Copy each line that holds "photo".
──────── EXTRACTED ENTRIES
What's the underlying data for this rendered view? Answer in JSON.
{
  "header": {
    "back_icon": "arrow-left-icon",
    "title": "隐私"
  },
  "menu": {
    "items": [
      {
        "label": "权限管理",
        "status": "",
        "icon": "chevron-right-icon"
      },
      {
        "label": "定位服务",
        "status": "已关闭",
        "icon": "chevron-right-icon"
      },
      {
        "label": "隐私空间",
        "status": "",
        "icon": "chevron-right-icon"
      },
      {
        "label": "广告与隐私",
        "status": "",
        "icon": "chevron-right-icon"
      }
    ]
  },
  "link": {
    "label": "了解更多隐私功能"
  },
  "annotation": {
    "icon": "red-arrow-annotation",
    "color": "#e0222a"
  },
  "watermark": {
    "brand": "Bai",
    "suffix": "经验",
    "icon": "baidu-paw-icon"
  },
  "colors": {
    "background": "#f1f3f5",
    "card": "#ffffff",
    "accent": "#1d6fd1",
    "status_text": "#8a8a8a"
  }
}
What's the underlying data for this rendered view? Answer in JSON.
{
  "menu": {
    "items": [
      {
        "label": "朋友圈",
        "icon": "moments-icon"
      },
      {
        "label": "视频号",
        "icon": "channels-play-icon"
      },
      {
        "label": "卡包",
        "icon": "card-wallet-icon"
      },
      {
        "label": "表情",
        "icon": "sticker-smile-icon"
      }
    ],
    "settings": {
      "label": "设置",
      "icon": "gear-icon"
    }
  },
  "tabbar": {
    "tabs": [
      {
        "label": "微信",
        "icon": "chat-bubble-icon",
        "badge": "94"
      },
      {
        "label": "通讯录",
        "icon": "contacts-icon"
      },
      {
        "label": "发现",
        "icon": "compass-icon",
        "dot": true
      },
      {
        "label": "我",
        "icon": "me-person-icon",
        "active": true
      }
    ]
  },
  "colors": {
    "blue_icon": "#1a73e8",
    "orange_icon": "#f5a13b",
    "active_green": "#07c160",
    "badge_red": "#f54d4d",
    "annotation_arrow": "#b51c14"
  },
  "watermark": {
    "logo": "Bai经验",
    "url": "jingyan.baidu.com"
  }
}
────────────────
──────── EXTRACTED ENTRIES
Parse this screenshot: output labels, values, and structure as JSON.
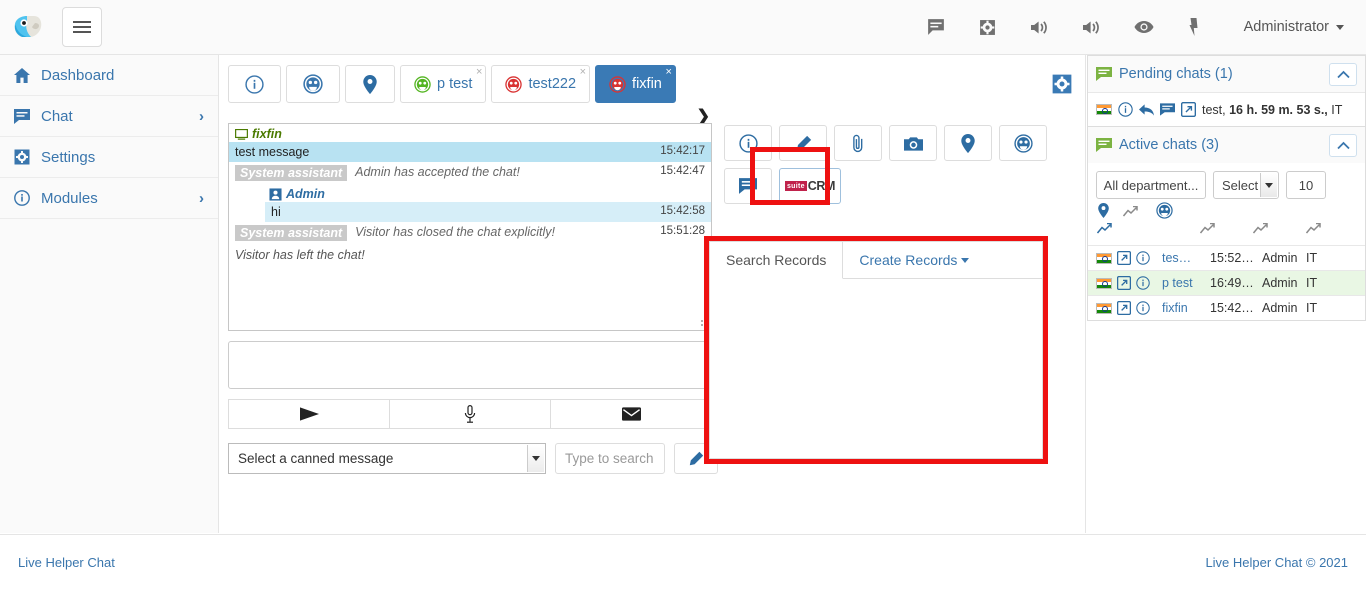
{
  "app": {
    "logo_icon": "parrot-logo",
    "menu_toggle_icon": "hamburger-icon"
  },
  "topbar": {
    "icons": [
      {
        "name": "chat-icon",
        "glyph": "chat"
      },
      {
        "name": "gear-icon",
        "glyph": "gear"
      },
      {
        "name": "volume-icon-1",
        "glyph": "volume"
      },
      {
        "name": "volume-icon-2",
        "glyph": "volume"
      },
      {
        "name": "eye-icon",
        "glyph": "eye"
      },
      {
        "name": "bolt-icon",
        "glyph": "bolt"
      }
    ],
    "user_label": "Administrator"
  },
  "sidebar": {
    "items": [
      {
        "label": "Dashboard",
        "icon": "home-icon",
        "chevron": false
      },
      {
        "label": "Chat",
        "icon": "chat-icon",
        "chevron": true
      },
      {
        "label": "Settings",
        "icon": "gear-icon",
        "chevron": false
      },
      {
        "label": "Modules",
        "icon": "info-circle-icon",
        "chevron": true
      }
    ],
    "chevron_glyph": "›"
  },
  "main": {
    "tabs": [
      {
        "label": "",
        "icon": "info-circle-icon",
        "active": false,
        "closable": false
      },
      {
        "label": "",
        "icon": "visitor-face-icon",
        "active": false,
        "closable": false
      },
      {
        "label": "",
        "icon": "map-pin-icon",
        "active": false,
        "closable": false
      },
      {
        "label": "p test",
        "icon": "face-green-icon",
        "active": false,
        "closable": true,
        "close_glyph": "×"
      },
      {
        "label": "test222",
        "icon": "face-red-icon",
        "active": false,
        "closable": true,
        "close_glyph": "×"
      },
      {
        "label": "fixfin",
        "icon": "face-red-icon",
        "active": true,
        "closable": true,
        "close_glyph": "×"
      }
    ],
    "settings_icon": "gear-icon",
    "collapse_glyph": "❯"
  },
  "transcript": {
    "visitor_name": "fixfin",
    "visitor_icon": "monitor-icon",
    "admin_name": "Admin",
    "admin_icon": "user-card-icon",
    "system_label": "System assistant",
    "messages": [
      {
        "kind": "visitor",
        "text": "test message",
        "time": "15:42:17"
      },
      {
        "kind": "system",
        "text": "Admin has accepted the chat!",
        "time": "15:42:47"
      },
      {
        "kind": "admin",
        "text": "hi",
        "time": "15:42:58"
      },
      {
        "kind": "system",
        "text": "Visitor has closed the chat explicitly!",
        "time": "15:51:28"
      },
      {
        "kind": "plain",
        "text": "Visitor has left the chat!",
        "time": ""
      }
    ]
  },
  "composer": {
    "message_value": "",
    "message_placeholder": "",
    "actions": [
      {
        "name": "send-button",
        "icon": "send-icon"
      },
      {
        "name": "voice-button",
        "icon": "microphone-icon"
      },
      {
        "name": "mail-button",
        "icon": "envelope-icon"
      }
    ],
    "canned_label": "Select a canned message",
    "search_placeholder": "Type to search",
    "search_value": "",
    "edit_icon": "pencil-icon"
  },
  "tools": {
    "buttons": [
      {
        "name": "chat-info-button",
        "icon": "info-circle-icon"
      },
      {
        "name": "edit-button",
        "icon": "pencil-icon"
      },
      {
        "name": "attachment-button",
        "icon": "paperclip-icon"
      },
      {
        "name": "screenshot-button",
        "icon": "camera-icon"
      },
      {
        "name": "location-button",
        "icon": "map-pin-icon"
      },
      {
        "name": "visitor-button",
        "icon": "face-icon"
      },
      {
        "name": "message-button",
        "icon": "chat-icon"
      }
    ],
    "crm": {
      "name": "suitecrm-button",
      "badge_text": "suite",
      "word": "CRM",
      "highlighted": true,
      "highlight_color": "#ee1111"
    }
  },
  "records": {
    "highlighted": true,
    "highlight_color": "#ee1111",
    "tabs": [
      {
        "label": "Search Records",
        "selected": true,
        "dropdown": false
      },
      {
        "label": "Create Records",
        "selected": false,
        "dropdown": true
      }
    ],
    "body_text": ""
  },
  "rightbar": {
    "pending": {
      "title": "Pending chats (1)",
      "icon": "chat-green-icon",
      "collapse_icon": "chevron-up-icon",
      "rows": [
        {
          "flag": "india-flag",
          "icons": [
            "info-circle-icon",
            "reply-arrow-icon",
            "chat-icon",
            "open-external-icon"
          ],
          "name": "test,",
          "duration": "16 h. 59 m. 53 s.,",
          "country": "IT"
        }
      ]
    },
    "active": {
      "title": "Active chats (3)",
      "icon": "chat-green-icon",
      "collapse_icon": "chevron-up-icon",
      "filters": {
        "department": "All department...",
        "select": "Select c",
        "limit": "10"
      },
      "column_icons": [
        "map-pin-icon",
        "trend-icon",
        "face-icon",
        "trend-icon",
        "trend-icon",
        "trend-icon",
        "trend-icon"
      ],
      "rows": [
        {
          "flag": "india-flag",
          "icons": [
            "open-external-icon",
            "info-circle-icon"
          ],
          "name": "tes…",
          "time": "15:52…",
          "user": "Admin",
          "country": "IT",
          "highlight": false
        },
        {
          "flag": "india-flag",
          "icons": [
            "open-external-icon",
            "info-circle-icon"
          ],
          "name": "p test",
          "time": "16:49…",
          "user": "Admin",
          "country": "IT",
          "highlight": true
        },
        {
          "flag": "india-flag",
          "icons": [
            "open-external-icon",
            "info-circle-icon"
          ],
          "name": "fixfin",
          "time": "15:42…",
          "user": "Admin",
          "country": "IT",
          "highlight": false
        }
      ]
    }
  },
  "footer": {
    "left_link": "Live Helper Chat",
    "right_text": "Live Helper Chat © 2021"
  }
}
────────────────
──────── EXTRACTED ENTRIES
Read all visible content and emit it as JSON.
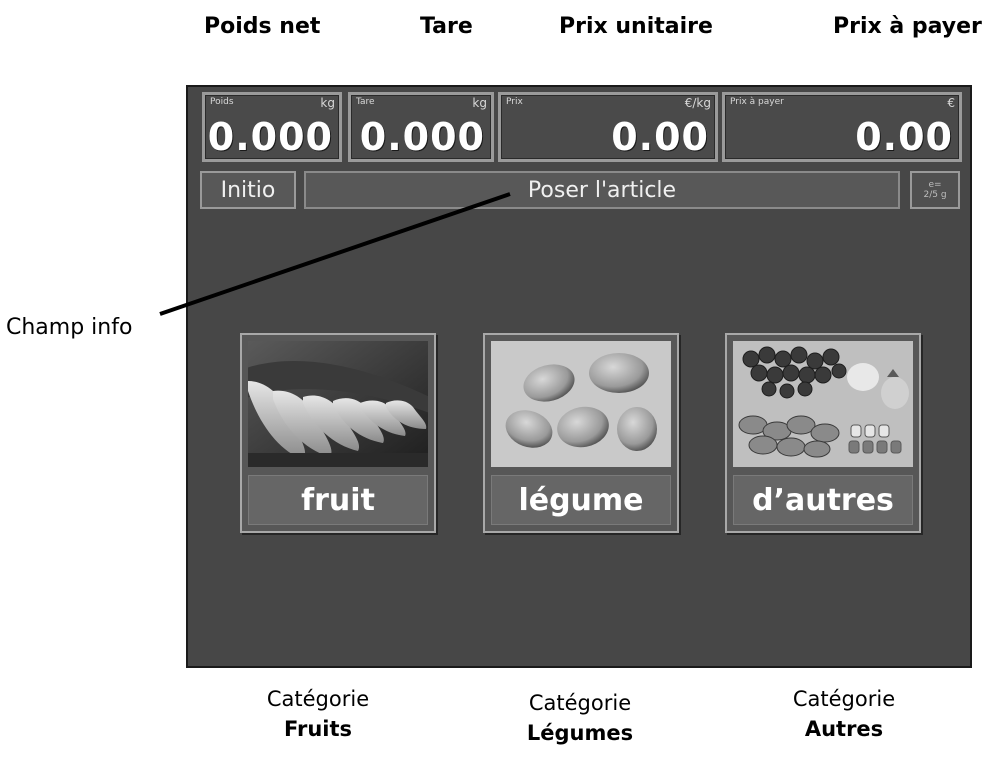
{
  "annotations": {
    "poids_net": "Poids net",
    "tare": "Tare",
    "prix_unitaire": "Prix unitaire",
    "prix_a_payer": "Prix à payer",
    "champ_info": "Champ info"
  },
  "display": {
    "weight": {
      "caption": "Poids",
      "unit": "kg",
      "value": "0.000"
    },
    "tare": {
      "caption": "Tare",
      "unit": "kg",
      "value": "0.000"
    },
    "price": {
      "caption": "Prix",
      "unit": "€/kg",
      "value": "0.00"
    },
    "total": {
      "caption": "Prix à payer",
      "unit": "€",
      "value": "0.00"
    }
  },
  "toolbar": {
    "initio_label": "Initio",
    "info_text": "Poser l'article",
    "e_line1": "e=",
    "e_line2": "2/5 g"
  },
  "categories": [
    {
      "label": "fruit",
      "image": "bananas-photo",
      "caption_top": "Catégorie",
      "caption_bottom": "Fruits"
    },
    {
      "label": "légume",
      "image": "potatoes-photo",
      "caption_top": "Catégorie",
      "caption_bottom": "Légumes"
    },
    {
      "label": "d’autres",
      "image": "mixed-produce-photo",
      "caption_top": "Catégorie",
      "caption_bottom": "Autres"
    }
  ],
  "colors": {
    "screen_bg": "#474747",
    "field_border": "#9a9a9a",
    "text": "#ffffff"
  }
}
────────────────
THE REPLY:
      "image": "bananas-photo",
      "image": "potatoes-photo",
      "image": "mixed-produce-photo",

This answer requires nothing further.